Exercise task:
Copy all lines of the listing that include the string "Unknown".

Dataset:
________________________

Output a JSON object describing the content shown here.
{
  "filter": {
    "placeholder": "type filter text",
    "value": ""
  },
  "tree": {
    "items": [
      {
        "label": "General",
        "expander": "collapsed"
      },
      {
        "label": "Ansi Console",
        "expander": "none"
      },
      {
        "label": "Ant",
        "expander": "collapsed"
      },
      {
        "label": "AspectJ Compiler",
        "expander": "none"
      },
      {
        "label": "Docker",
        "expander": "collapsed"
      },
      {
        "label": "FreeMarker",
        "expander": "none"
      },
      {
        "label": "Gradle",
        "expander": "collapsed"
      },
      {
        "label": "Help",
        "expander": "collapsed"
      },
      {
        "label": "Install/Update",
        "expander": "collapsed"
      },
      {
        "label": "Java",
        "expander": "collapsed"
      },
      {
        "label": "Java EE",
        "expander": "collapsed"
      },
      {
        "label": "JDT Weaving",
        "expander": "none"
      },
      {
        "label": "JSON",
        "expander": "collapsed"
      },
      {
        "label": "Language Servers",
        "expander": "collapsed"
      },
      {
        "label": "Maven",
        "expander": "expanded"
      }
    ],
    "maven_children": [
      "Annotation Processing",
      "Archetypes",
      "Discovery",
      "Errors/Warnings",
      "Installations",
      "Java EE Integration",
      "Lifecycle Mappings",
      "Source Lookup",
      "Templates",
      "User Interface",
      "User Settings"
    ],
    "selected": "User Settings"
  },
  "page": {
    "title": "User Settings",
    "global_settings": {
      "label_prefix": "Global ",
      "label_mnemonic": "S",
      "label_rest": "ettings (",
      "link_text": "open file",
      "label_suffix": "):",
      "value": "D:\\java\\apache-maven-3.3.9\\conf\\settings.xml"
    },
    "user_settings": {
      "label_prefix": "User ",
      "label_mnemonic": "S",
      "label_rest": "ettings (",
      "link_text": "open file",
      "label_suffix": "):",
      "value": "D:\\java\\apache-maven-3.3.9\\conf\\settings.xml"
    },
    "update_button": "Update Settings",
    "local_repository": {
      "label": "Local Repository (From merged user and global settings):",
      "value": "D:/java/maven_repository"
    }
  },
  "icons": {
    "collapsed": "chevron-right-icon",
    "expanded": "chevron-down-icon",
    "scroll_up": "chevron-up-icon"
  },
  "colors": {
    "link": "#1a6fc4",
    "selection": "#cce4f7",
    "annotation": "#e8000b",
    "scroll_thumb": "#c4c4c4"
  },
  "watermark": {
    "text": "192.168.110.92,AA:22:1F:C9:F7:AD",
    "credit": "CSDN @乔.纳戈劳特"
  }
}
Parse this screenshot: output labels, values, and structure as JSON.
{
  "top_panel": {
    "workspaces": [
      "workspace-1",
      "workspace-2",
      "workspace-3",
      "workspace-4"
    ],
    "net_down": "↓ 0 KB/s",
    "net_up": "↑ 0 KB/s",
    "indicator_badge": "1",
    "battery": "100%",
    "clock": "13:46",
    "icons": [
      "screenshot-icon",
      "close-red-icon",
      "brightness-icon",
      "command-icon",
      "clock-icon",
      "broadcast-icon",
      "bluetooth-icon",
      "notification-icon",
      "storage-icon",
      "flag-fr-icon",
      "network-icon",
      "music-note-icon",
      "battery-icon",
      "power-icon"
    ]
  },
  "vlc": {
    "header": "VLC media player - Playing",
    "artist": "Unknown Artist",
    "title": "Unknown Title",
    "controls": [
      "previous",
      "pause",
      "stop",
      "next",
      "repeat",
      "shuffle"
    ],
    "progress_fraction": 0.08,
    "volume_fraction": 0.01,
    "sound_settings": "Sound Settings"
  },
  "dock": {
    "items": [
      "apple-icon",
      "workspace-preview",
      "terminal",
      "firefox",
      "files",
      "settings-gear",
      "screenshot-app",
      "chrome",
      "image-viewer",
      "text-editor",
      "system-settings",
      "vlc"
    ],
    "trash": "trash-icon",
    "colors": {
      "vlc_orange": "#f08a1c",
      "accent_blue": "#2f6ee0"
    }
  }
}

________________________

Solution for this exercise:
    "artist": "Unknown Artist",
    "title": "Unknown Title",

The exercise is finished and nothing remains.